Lines containing the word "oyun" are to be counted; state their number and nothing further.

━━━━━━━━━━━━━━━━━━━━

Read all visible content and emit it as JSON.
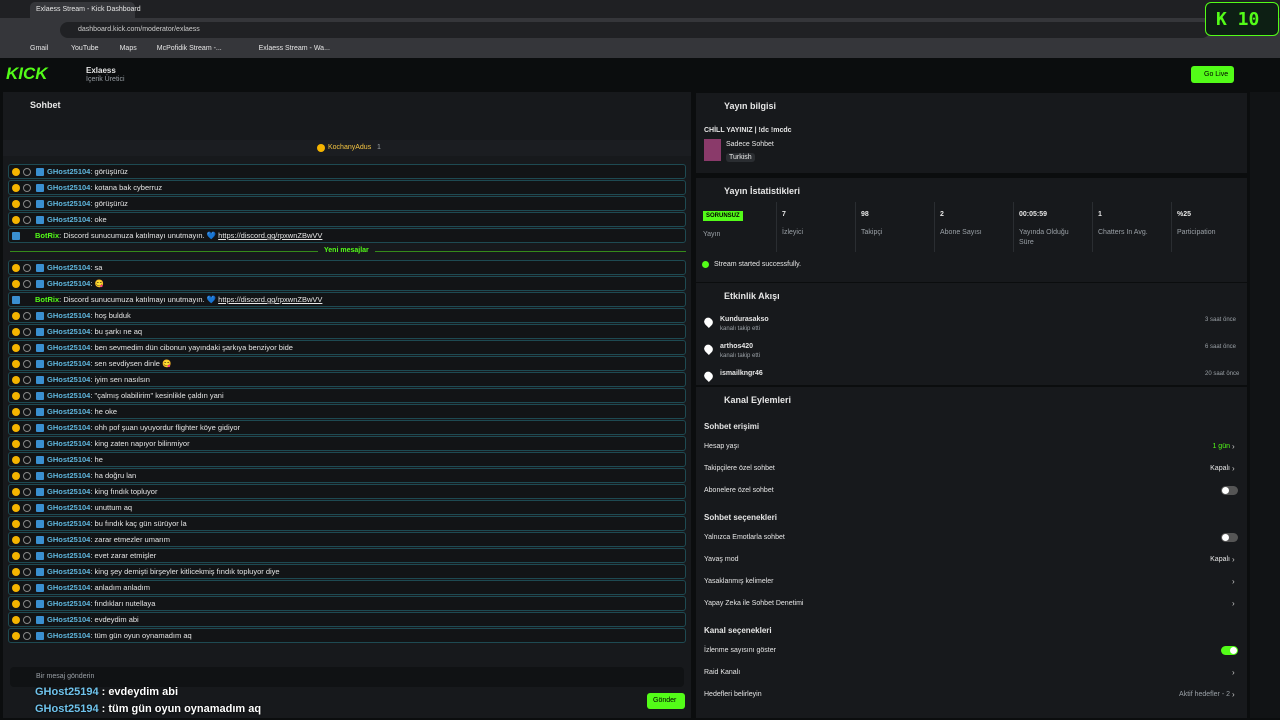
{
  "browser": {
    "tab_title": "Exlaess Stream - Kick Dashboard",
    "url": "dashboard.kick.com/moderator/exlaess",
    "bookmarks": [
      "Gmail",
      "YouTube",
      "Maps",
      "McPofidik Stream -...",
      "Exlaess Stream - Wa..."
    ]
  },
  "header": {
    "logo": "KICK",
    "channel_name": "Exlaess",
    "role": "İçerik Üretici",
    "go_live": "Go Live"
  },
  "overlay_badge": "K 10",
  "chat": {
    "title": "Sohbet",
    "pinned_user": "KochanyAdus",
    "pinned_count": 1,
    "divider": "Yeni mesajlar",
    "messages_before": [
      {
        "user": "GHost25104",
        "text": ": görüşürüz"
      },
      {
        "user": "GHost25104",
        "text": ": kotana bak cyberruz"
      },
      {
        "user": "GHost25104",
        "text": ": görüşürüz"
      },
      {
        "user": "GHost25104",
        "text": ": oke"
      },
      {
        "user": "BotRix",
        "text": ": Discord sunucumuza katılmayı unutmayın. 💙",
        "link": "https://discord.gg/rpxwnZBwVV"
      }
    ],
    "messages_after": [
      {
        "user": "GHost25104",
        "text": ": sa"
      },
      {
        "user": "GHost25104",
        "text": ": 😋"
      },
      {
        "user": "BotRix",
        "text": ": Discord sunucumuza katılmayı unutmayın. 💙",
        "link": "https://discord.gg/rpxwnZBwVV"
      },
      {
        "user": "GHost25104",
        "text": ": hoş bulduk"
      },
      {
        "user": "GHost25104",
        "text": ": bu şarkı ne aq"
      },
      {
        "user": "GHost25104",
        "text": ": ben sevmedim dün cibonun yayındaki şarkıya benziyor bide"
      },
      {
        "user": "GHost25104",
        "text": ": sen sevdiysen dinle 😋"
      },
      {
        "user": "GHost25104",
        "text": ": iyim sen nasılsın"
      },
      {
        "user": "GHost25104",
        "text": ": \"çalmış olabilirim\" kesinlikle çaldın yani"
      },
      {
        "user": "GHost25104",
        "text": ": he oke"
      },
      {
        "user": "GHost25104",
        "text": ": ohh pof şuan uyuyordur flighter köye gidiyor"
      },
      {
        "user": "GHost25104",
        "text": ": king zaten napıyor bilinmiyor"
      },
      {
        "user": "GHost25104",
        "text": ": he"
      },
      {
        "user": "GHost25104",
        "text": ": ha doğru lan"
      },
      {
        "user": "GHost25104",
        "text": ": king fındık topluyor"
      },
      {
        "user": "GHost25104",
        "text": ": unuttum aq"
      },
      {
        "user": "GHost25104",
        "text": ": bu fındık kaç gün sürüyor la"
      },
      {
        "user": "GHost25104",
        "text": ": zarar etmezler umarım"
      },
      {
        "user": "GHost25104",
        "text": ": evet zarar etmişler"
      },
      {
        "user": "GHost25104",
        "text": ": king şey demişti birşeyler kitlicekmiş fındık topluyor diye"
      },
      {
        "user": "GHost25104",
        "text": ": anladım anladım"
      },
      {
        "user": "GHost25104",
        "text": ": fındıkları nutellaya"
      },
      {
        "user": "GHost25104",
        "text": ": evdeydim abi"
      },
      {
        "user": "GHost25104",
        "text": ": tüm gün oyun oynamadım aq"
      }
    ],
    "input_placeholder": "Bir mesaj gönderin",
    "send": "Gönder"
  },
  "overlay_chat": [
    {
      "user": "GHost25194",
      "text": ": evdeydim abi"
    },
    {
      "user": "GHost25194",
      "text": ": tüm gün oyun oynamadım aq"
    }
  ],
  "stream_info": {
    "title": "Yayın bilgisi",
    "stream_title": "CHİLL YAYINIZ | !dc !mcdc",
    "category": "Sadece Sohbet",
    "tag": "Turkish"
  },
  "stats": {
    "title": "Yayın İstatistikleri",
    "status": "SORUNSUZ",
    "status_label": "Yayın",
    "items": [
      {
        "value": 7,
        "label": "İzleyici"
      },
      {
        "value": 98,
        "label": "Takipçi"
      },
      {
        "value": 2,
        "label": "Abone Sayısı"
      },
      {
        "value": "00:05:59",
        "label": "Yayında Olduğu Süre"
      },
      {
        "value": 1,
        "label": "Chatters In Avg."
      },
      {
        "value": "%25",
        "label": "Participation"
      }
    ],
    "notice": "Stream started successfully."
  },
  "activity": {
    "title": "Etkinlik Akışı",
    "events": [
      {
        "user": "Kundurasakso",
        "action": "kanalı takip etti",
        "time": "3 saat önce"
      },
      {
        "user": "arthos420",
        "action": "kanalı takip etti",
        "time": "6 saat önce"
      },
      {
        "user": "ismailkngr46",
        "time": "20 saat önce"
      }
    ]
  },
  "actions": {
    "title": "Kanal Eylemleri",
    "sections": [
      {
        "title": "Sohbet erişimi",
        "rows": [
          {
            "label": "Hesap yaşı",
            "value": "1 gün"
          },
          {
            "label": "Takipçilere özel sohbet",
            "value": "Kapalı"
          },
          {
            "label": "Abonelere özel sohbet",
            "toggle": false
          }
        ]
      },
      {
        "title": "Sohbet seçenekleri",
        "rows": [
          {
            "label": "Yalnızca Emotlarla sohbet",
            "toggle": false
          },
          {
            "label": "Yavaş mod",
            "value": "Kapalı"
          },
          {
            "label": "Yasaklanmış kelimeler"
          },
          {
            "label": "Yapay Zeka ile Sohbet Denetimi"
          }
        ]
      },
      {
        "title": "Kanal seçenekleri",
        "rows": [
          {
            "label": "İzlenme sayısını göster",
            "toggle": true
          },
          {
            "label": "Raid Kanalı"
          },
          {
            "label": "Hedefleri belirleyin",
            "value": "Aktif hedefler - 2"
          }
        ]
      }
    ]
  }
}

━━━━━━━━━━━━━━━━━━━━

**ANSWER TO THIS PROBLEM**
2